======== GIVEN RECORDS ========

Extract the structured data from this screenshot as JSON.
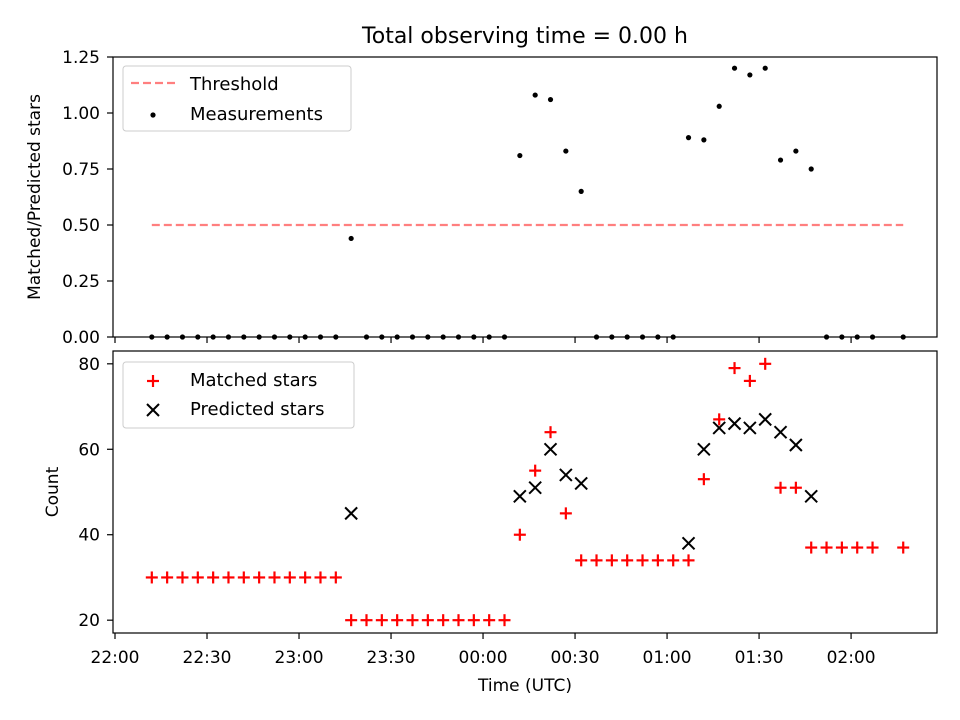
{
  "title": "Total observing time = 0.00 h",
  "xlabel": "Time (UTC)",
  "x_ticks": [
    "22:00",
    "22:30",
    "23:00",
    "23:30",
    "00:00",
    "00:30",
    "01:00",
    "01:30",
    "02:00"
  ],
  "chart_data": [
    {
      "type": "scatter",
      "ylabel": "Matched/Predicted stars",
      "ylim": [
        0,
        1.25
      ],
      "y_ticks": [
        "0.00",
        "0.25",
        "0.50",
        "0.75",
        "1.00",
        "1.25"
      ],
      "legend_position": "top-left",
      "grid": false,
      "threshold": {
        "name": "Threshold",
        "value": 0.5,
        "x_start": "22:12",
        "x_end": "02:17",
        "color": "#ff7f7f"
      },
      "series": [
        {
          "name": "Measurements",
          "marker": "dot",
          "color": "#000000",
          "points": [
            [
              "22:12",
              0
            ],
            [
              "22:17",
              0
            ],
            [
              "22:22",
              0
            ],
            [
              "22:27",
              0
            ],
            [
              "22:32",
              0
            ],
            [
              "22:37",
              0
            ],
            [
              "22:42",
              0
            ],
            [
              "22:47",
              0
            ],
            [
              "22:52",
              0
            ],
            [
              "22:57",
              0
            ],
            [
              "23:02",
              0
            ],
            [
              "23:07",
              0
            ],
            [
              "23:12",
              0
            ],
            [
              "23:17",
              0.44
            ],
            [
              "23:22",
              0
            ],
            [
              "23:27",
              0
            ],
            [
              "23:32",
              0
            ],
            [
              "23:37",
              0
            ],
            [
              "23:42",
              0
            ],
            [
              "23:47",
              0
            ],
            [
              "23:52",
              0
            ],
            [
              "23:57",
              0
            ],
            [
              "00:02",
              0
            ],
            [
              "00:07",
              0
            ],
            [
              "00:12",
              0.81
            ],
            [
              "00:17",
              1.08
            ],
            [
              "00:22",
              1.06
            ],
            [
              "00:27",
              0.83
            ],
            [
              "00:32",
              0.65
            ],
            [
              "00:37",
              0
            ],
            [
              "00:42",
              0
            ],
            [
              "00:47",
              0
            ],
            [
              "00:52",
              0
            ],
            [
              "00:57",
              0
            ],
            [
              "01:02",
              0
            ],
            [
              "01:07",
              0.89
            ],
            [
              "01:12",
              0.88
            ],
            [
              "01:17",
              1.03
            ],
            [
              "01:22",
              1.2
            ],
            [
              "01:27",
              1.17
            ],
            [
              "01:32",
              1.2
            ],
            [
              "01:37",
              0.79
            ],
            [
              "01:42",
              0.83
            ],
            [
              "01:47",
              0.75
            ],
            [
              "01:52",
              0
            ],
            [
              "01:57",
              0
            ],
            [
              "02:02",
              0
            ],
            [
              "02:07",
              0
            ],
            [
              "02:17",
              0
            ]
          ]
        }
      ]
    },
    {
      "type": "scatter",
      "ylabel": "Count",
      "ylim": [
        17,
        83
      ],
      "y_ticks": [
        "20",
        "40",
        "60",
        "80"
      ],
      "legend_position": "top-left",
      "grid": false,
      "series": [
        {
          "name": "Matched stars",
          "marker": "plus",
          "color": "#ff0000",
          "points": [
            [
              "22:12",
              30
            ],
            [
              "22:17",
              30
            ],
            [
              "22:22",
              30
            ],
            [
              "22:27",
              30
            ],
            [
              "22:32",
              30
            ],
            [
              "22:37",
              30
            ],
            [
              "22:42",
              30
            ],
            [
              "22:47",
              30
            ],
            [
              "22:52",
              30
            ],
            [
              "22:57",
              30
            ],
            [
              "23:02",
              30
            ],
            [
              "23:07",
              30
            ],
            [
              "23:12",
              30
            ],
            [
              "23:17",
              20
            ],
            [
              "23:22",
              20
            ],
            [
              "23:27",
              20
            ],
            [
              "23:32",
              20
            ],
            [
              "23:37",
              20
            ],
            [
              "23:42",
              20
            ],
            [
              "23:47",
              20
            ],
            [
              "23:52",
              20
            ],
            [
              "23:57",
              20
            ],
            [
              "00:02",
              20
            ],
            [
              "00:07",
              20
            ],
            [
              "00:12",
              40
            ],
            [
              "00:17",
              55
            ],
            [
              "00:22",
              64
            ],
            [
              "00:27",
              45
            ],
            [
              "00:32",
              34
            ],
            [
              "00:37",
              34
            ],
            [
              "00:42",
              34
            ],
            [
              "00:47",
              34
            ],
            [
              "00:52",
              34
            ],
            [
              "00:57",
              34
            ],
            [
              "01:02",
              34
            ],
            [
              "01:07",
              34
            ],
            [
              "01:12",
              53
            ],
            [
              "01:17",
              67
            ],
            [
              "01:22",
              79
            ],
            [
              "01:27",
              76
            ],
            [
              "01:32",
              80
            ],
            [
              "01:37",
              51
            ],
            [
              "01:42",
              51
            ],
            [
              "01:47",
              37
            ],
            [
              "01:52",
              37
            ],
            [
              "01:57",
              37
            ],
            [
              "02:02",
              37
            ],
            [
              "02:07",
              37
            ],
            [
              "02:17",
              37
            ]
          ]
        },
        {
          "name": "Predicted stars",
          "marker": "x",
          "color": "#000000",
          "points": [
            [
              "23:17",
              45
            ],
            [
              "00:12",
              49
            ],
            [
              "00:17",
              51
            ],
            [
              "00:22",
              60
            ],
            [
              "00:27",
              54
            ],
            [
              "00:32",
              52
            ],
            [
              "01:07",
              38
            ],
            [
              "01:12",
              60
            ],
            [
              "01:17",
              65
            ],
            [
              "01:22",
              66
            ],
            [
              "01:27",
              65
            ],
            [
              "01:32",
              67
            ],
            [
              "01:37",
              64
            ],
            [
              "01:42",
              61
            ],
            [
              "01:47",
              49
            ]
          ]
        }
      ]
    }
  ]
}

========

■ AIM
Set down the material exactly, every line of it, except for the pictures.

■ COMPLETED TASK
Extract the structured data from this screenshot as JSON.
{
  "title": "Total observing time = 0.00 h",
  "xlabel": "Time (UTC)",
  "x_ticks": [
    "22:00",
    "22:30",
    "23:00",
    "23:30",
    "00:00",
    "00:30",
    "01:00",
    "01:30",
    "02:00"
  ],
  "chart_data": [
    {
      "type": "scatter",
      "ylabel": "Matched/Predicted stars",
      "ylim": [
        0,
        1.25
      ],
      "y_ticks": [
        "0.00",
        "0.25",
        "0.50",
        "0.75",
        "1.00",
        "1.25"
      ],
      "legend_position": "top-left",
      "grid": false,
      "threshold": {
        "name": "Threshold",
        "value": 0.5,
        "x_start": "22:12",
        "x_end": "02:17",
        "color": "#ff7f7f"
      },
      "series": [
        {
          "name": "Measurements",
          "marker": "dot",
          "color": "#000000",
          "points": [
            [
              "22:12",
              0
            ],
            [
              "22:17",
              0
            ],
            [
              "22:22",
              0
            ],
            [
              "22:27",
              0
            ],
            [
              "22:32",
              0
            ],
            [
              "22:37",
              0
            ],
            [
              "22:42",
              0
            ],
            [
              "22:47",
              0
            ],
            [
              "22:52",
              0
            ],
            [
              "22:57",
              0
            ],
            [
              "23:02",
              0
            ],
            [
              "23:07",
              0
            ],
            [
              "23:12",
              0
            ],
            [
              "23:17",
              0.44
            ],
            [
              "23:22",
              0
            ],
            [
              "23:27",
              0
            ],
            [
              "23:32",
              0
            ],
            [
              "23:37",
              0
            ],
            [
              "23:42",
              0
            ],
            [
              "23:47",
              0
            ],
            [
              "23:52",
              0
            ],
            [
              "23:57",
              0
            ],
            [
              "00:02",
              0
            ],
            [
              "00:07",
              0
            ],
            [
              "00:12",
              0.81
            ],
            [
              "00:17",
              1.08
            ],
            [
              "00:22",
              1.06
            ],
            [
              "00:27",
              0.83
            ],
            [
              "00:32",
              0.65
            ],
            [
              "00:37",
              0
            ],
            [
              "00:42",
              0
            ],
            [
              "00:47",
              0
            ],
            [
              "00:52",
              0
            ],
            [
              "00:57",
              0
            ],
            [
              "01:02",
              0
            ],
            [
              "01:07",
              0.89
            ],
            [
              "01:12",
              0.88
            ],
            [
              "01:17",
              1.03
            ],
            [
              "01:22",
              1.2
            ],
            [
              "01:27",
              1.17
            ],
            [
              "01:32",
              1.2
            ],
            [
              "01:37",
              0.79
            ],
            [
              "01:42",
              0.83
            ],
            [
              "01:47",
              0.75
            ],
            [
              "01:52",
              0
            ],
            [
              "01:57",
              0
            ],
            [
              "02:02",
              0
            ],
            [
              "02:07",
              0
            ],
            [
              "02:17",
              0
            ]
          ]
        }
      ]
    },
    {
      "type": "scatter",
      "ylabel": "Count",
      "ylim": [
        17,
        83
      ],
      "y_ticks": [
        "20",
        "40",
        "60",
        "80"
      ],
      "legend_position": "top-left",
      "grid": false,
      "series": [
        {
          "name": "Matched stars",
          "marker": "plus",
          "color": "#ff0000",
          "points": [
            [
              "22:12",
              30
            ],
            [
              "22:17",
              30
            ],
            [
              "22:22",
              30
            ],
            [
              "22:27",
              30
            ],
            [
              "22:32",
              30
            ],
            [
              "22:37",
              30
            ],
            [
              "22:42",
              30
            ],
            [
              "22:47",
              30
            ],
            [
              "22:52",
              30
            ],
            [
              "22:57",
              30
            ],
            [
              "23:02",
              30
            ],
            [
              "23:07",
              30
            ],
            [
              "23:12",
              30
            ],
            [
              "23:17",
              20
            ],
            [
              "23:22",
              20
            ],
            [
              "23:27",
              20
            ],
            [
              "23:32",
              20
            ],
            [
              "23:37",
              20
            ],
            [
              "23:42",
              20
            ],
            [
              "23:47",
              20
            ],
            [
              "23:52",
              20
            ],
            [
              "23:57",
              20
            ],
            [
              "00:02",
              20
            ],
            [
              "00:07",
              20
            ],
            [
              "00:12",
              40
            ],
            [
              "00:17",
              55
            ],
            [
              "00:22",
              64
            ],
            [
              "00:27",
              45
            ],
            [
              "00:32",
              34
            ],
            [
              "00:37",
              34
            ],
            [
              "00:42",
              34
            ],
            [
              "00:47",
              34
            ],
            [
              "00:52",
              34
            ],
            [
              "00:57",
              34
            ],
            [
              "01:02",
              34
            ],
            [
              "01:07",
              34
            ],
            [
              "01:12",
              53
            ],
            [
              "01:17",
              67
            ],
            [
              "01:22",
              79
            ],
            [
              "01:27",
              76
            ],
            [
              "01:32",
              80
            ],
            [
              "01:37",
              51
            ],
            [
              "01:42",
              51
            ],
            [
              "01:47",
              37
            ],
            [
              "01:52",
              37
            ],
            [
              "01:57",
              37
            ],
            [
              "02:02",
              37
            ],
            [
              "02:07",
              37
            ],
            [
              "02:17",
              37
            ]
          ]
        },
        {
          "name": "Predicted stars",
          "marker": "x",
          "color": "#000000",
          "points": [
            [
              "23:17",
              45
            ],
            [
              "00:12",
              49
            ],
            [
              "00:17",
              51
            ],
            [
              "00:22",
              60
            ],
            [
              "00:27",
              54
            ],
            [
              "00:32",
              52
            ],
            [
              "01:07",
              38
            ],
            [
              "01:12",
              60
            ],
            [
              "01:17",
              65
            ],
            [
              "01:22",
              66
            ],
            [
              "01:27",
              65
            ],
            [
              "01:32",
              67
            ],
            [
              "01:37",
              64
            ],
            [
              "01:42",
              61
            ],
            [
              "01:47",
              49
            ]
          ]
        }
      ]
    }
  ]
}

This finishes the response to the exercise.